:: INSTRUCTION ::
Identify each line below that contains the word "this", and copy it out.

:: DATA ENTRIES ::
---------------
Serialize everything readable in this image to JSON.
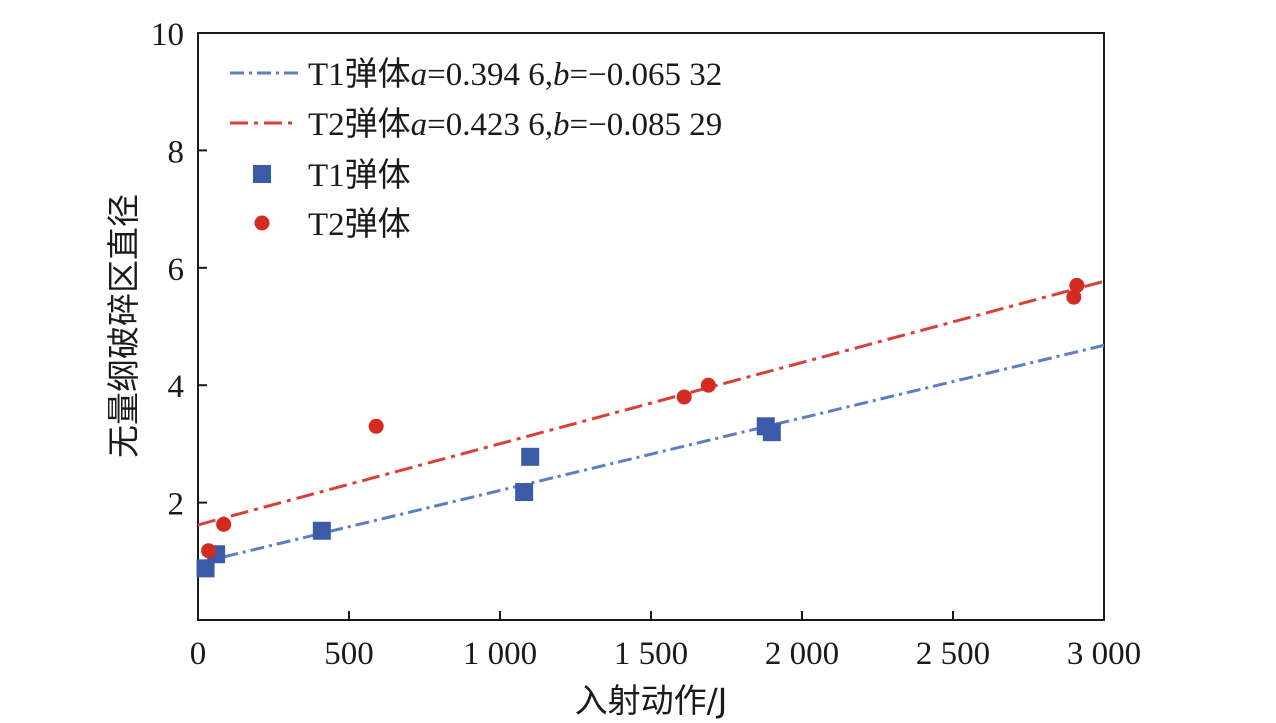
{
  "chart_data": {
    "type": "scatter",
    "title": "",
    "xlabel": "入射动作/J",
    "ylabel": "无量纲破碎区直径",
    "xlim": [
      0,
      3000
    ],
    "ylim": [
      0,
      10
    ],
    "x_ticks": [
      0,
      500,
      1000,
      1500,
      2000,
      2500,
      3000
    ],
    "x_tick_labels": [
      "0",
      "500",
      "1 000",
      "1 500",
      "2 000",
      "2 500",
      "3 000"
    ],
    "y_ticks": [
      2,
      4,
      6,
      8,
      10
    ],
    "y_tick_labels": [
      "2",
      "4",
      "6",
      "8",
      "10"
    ],
    "grid": false,
    "legend_position": "top-left",
    "series": [
      {
        "name": "T1弹体",
        "marker": "square",
        "color": "#3a5ba8",
        "points": [
          [
            25,
            0.88
          ],
          [
            60,
            1.12
          ],
          [
            410,
            1.52
          ],
          [
            1080,
            2.18
          ],
          [
            1100,
            2.78
          ],
          [
            1880,
            3.3
          ],
          [
            1900,
            3.2
          ]
        ]
      },
      {
        "name": "T2弹体",
        "marker": "circle",
        "color": "#d42a22",
        "points": [
          [
            35,
            1.18
          ],
          [
            85,
            1.63
          ],
          [
            590,
            3.3
          ],
          [
            1610,
            3.8
          ],
          [
            1690,
            4.0
          ],
          [
            2900,
            5.5
          ],
          [
            2910,
            5.7
          ]
        ]
      }
    ],
    "fit_lines": [
      {
        "name": "T1弹体",
        "label": "T1弹体a=0.394 6,b=−0.065 32",
        "label_prefix": "T1弹体",
        "a_text": "=0.394 6,",
        "b_text": "=−0.065 32",
        "style": "dash-dot",
        "color": "#5b7ec4",
        "x_range": [
          0,
          3000
        ],
        "y_range": [
          0.97,
          4.68
        ]
      },
      {
        "name": "T2弹体",
        "label": "T2弹体a=0.423 6,b=−0.085 29",
        "label_prefix": "T2弹体",
        "a_text": "=0.423 6,",
        "b_text": "=−0.085 29",
        "style": "dashed",
        "color": "#d8403a",
        "x_range": [
          0,
          3000
        ],
        "y_range": [
          1.62,
          5.77
        ]
      }
    ]
  }
}
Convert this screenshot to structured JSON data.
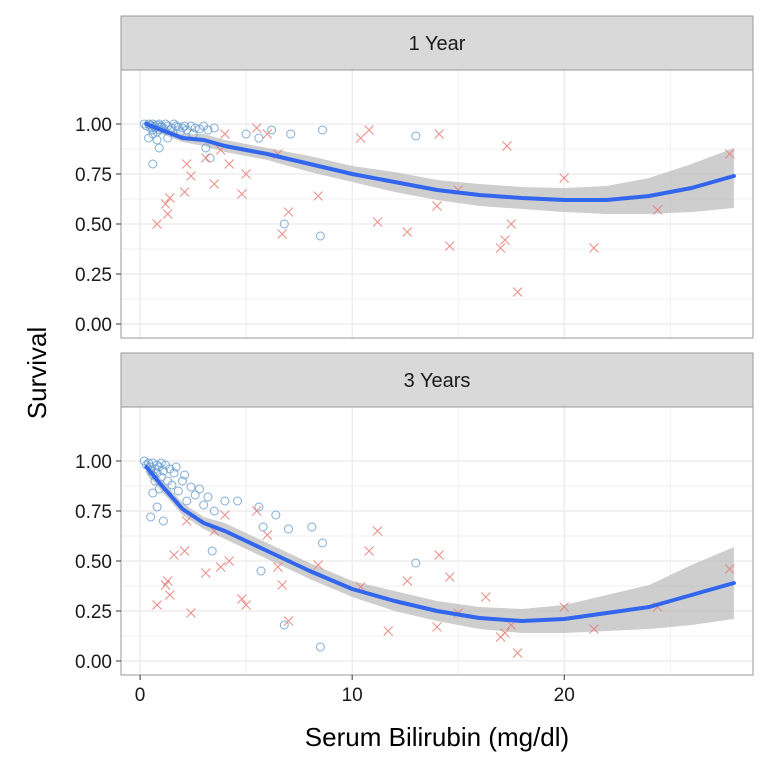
{
  "chart_data": {
    "type": "scatter",
    "xlabel": "Serum Bilirubin (mg/dl)",
    "ylabel": "Survival",
    "xlim": [
      -0.9,
      28.9
    ],
    "ylim": [
      -0.07,
      1.27
    ],
    "x_ticks": [
      0,
      10,
      20
    ],
    "y_ticks": [
      0.0,
      0.25,
      0.5,
      0.75,
      1.0
    ],
    "y_tick_labels": [
      "0.00",
      "0.25",
      "0.50",
      "0.75",
      "1.00"
    ],
    "grid": true,
    "legend": "none",
    "colors": {
      "censored_points": "#6a9fd1",
      "event_points": "#e8807a",
      "smooth_line": "#3366ee",
      "ci_band": "#bdbdbd",
      "strip_fill": "#d9d9d9",
      "panel_border": "#999999",
      "grid": "#ebebeb"
    },
    "panels": [
      {
        "strip_label": "1 Year",
        "smooth": {
          "x": [
            0.3,
            1,
            2,
            3,
            4,
            6,
            8,
            10,
            12,
            14,
            16,
            18,
            20,
            22,
            24,
            26,
            28
          ],
          "y": [
            1.0,
            0.97,
            0.93,
            0.92,
            0.89,
            0.85,
            0.8,
            0.75,
            0.71,
            0.67,
            0.645,
            0.63,
            0.62,
            0.62,
            0.64,
            0.68,
            0.74
          ],
          "lower": [
            0.98,
            0.95,
            0.91,
            0.89,
            0.86,
            0.82,
            0.76,
            0.71,
            0.66,
            0.62,
            0.59,
            0.575,
            0.56,
            0.55,
            0.55,
            0.56,
            0.58
          ],
          "upper": [
            1.02,
            0.99,
            0.95,
            0.95,
            0.92,
            0.88,
            0.84,
            0.79,
            0.76,
            0.72,
            0.7,
            0.685,
            0.68,
            0.69,
            0.73,
            0.8,
            0.88
          ]
        },
        "censored": [
          [
            0.2,
            1.0
          ],
          [
            0.3,
            0.99
          ],
          [
            0.4,
            1.0
          ],
          [
            0.5,
            0.98
          ],
          [
            0.5,
            0.995
          ],
          [
            0.6,
            0.97
          ],
          [
            0.6,
            1.0
          ],
          [
            0.7,
            0.99
          ],
          [
            0.7,
            0.98
          ],
          [
            0.8,
            0.96
          ],
          [
            0.8,
            0.995
          ],
          [
            0.9,
            1.0
          ],
          [
            0.9,
            0.97
          ],
          [
            1.0,
            0.99
          ],
          [
            1.0,
            0.985
          ],
          [
            1.1,
            0.98
          ],
          [
            1.2,
            1.0
          ],
          [
            1.3,
            0.99
          ],
          [
            1.4,
            0.97
          ],
          [
            1.5,
            0.98
          ],
          [
            1.6,
            1.0
          ],
          [
            1.7,
            0.99
          ],
          [
            1.8,
            0.985
          ],
          [
            2.0,
            0.98
          ],
          [
            2.1,
            0.99
          ],
          [
            2.2,
            0.97
          ],
          [
            2.4,
            0.99
          ],
          [
            2.6,
            0.98
          ],
          [
            2.8,
            0.975
          ],
          [
            3.0,
            0.99
          ],
          [
            3.2,
            0.97
          ],
          [
            3.5,
            0.98
          ],
          [
            0.4,
            0.93
          ],
          [
            0.6,
            0.95
          ],
          [
            0.8,
            0.92
          ],
          [
            1.3,
            0.93
          ],
          [
            1.9,
            0.96
          ],
          [
            2.5,
            0.95
          ],
          [
            3.1,
            0.88
          ],
          [
            3.3,
            0.83
          ],
          [
            0.6,
            0.8
          ],
          [
            0.9,
            0.88
          ],
          [
            5.0,
            0.95
          ],
          [
            5.6,
            0.93
          ],
          [
            6.2,
            0.97
          ],
          [
            7.1,
            0.95
          ],
          [
            8.6,
            0.97
          ],
          [
            13.0,
            0.94
          ],
          [
            6.8,
            0.5
          ],
          [
            8.5,
            0.44
          ]
        ],
        "events": [
          [
            0.8,
            0.5
          ],
          [
            1.2,
            0.6
          ],
          [
            1.3,
            0.55
          ],
          [
            1.4,
            0.63
          ],
          [
            2.2,
            0.8
          ],
          [
            2.4,
            0.74
          ],
          [
            2.1,
            0.66
          ],
          [
            3.1,
            0.83
          ],
          [
            3.5,
            0.7
          ],
          [
            4.0,
            0.95
          ],
          [
            4.2,
            0.8
          ],
          [
            5.0,
            0.75
          ],
          [
            5.5,
            0.98
          ],
          [
            6.0,
            0.95
          ],
          [
            6.5,
            0.85
          ],
          [
            6.7,
            0.45
          ],
          [
            7.0,
            0.56
          ],
          [
            8.4,
            0.64
          ],
          [
            10.4,
            0.93
          ],
          [
            10.8,
            0.97
          ],
          [
            11.2,
            0.51
          ],
          [
            12.6,
            0.46
          ],
          [
            14.1,
            0.95
          ],
          [
            14.0,
            0.59
          ],
          [
            14.6,
            0.39
          ],
          [
            15.0,
            0.67
          ],
          [
            17.0,
            0.38
          ],
          [
            17.2,
            0.42
          ],
          [
            17.5,
            0.5
          ],
          [
            17.8,
            0.16
          ],
          [
            17.3,
            0.89
          ],
          [
            20.0,
            0.73
          ],
          [
            21.4,
            0.38
          ],
          [
            24.4,
            0.57
          ],
          [
            27.8,
            0.85
          ],
          [
            4.8,
            0.65
          ],
          [
            3.8,
            0.87
          ]
        ]
      },
      {
        "strip_label": "3 Years",
        "smooth": {
          "x": [
            0.3,
            1,
            2,
            3,
            4,
            6,
            8,
            10,
            12,
            14,
            16,
            18,
            20,
            22,
            24,
            26,
            28
          ],
          "y": [
            0.97,
            0.88,
            0.76,
            0.69,
            0.65,
            0.55,
            0.45,
            0.36,
            0.3,
            0.25,
            0.215,
            0.2,
            0.21,
            0.24,
            0.27,
            0.33,
            0.39
          ],
          "lower": [
            0.94,
            0.85,
            0.73,
            0.66,
            0.61,
            0.51,
            0.41,
            0.32,
            0.25,
            0.2,
            0.16,
            0.14,
            0.14,
            0.15,
            0.16,
            0.18,
            0.21
          ],
          "upper": [
            1.0,
            0.91,
            0.79,
            0.72,
            0.69,
            0.59,
            0.49,
            0.4,
            0.35,
            0.3,
            0.27,
            0.26,
            0.28,
            0.33,
            0.38,
            0.48,
            0.57
          ]
        },
        "censored": [
          [
            0.2,
            1.0
          ],
          [
            0.3,
            0.98
          ],
          [
            0.4,
            0.99
          ],
          [
            0.5,
            0.97
          ],
          [
            0.5,
            0.95
          ],
          [
            0.6,
            0.99
          ],
          [
            0.6,
            0.93
          ],
          [
            0.7,
            0.96
          ],
          [
            0.7,
            0.9
          ],
          [
            0.8,
            0.98
          ],
          [
            0.8,
            0.94
          ],
          [
            0.9,
            0.97
          ],
          [
            0.9,
            0.86
          ],
          [
            1.0,
            0.99
          ],
          [
            1.0,
            0.92
          ],
          [
            1.1,
            0.95
          ],
          [
            1.2,
            0.98
          ],
          [
            1.3,
            0.9
          ],
          [
            1.4,
            0.96
          ],
          [
            1.5,
            0.88
          ],
          [
            1.6,
            0.94
          ],
          [
            1.7,
            0.97
          ],
          [
            1.8,
            0.85
          ],
          [
            2.0,
            0.9
          ],
          [
            2.1,
            0.93
          ],
          [
            2.2,
            0.8
          ],
          [
            2.4,
            0.87
          ],
          [
            2.6,
            0.83
          ],
          [
            2.8,
            0.86
          ],
          [
            3.0,
            0.78
          ],
          [
            3.2,
            0.82
          ],
          [
            3.5,
            0.75
          ],
          [
            0.5,
            0.72
          ],
          [
            0.8,
            0.77
          ],
          [
            4.0,
            0.8
          ],
          [
            4.6,
            0.8
          ],
          [
            5.6,
            0.77
          ],
          [
            5.8,
            0.67
          ],
          [
            6.4,
            0.73
          ],
          [
            7.0,
            0.66
          ],
          [
            8.1,
            0.67
          ],
          [
            13.0,
            0.49
          ],
          [
            6.8,
            0.18
          ],
          [
            8.5,
            0.07
          ],
          [
            8.6,
            0.59
          ],
          [
            0.6,
            0.84
          ],
          [
            1.1,
            0.7
          ],
          [
            5.7,
            0.45
          ],
          [
            3.4,
            0.55
          ]
        ],
        "events": [
          [
            0.8,
            0.28
          ],
          [
            1.2,
            0.38
          ],
          [
            1.3,
            0.4
          ],
          [
            1.4,
            0.33
          ],
          [
            2.2,
            0.7
          ],
          [
            2.4,
            0.24
          ],
          [
            2.1,
            0.55
          ],
          [
            3.1,
            0.44
          ],
          [
            3.5,
            0.65
          ],
          [
            4.0,
            0.73
          ],
          [
            4.2,
            0.5
          ],
          [
            5.0,
            0.28
          ],
          [
            5.5,
            0.75
          ],
          [
            6.0,
            0.63
          ],
          [
            6.5,
            0.47
          ],
          [
            6.7,
            0.38
          ],
          [
            7.0,
            0.2
          ],
          [
            8.4,
            0.48
          ],
          [
            10.4,
            0.37
          ],
          [
            10.8,
            0.55
          ],
          [
            11.2,
            0.65
          ],
          [
            12.6,
            0.4
          ],
          [
            14.1,
            0.53
          ],
          [
            14.0,
            0.17
          ],
          [
            14.6,
            0.42
          ],
          [
            15.0,
            0.24
          ],
          [
            17.0,
            0.12
          ],
          [
            17.2,
            0.14
          ],
          [
            17.5,
            0.18
          ],
          [
            17.8,
            0.04
          ],
          [
            16.3,
            0.32
          ],
          [
            20.0,
            0.27
          ],
          [
            21.4,
            0.16
          ],
          [
            24.4,
            0.27
          ],
          [
            27.8,
            0.46
          ],
          [
            4.8,
            0.31
          ],
          [
            3.8,
            0.47
          ],
          [
            1.6,
            0.53
          ],
          [
            11.7,
            0.15
          ]
        ]
      }
    ]
  }
}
---------------
:: ANSWER BELOW ::
Serialize everything readable in this image to JSON.
Convert this screenshot to structured JSON data.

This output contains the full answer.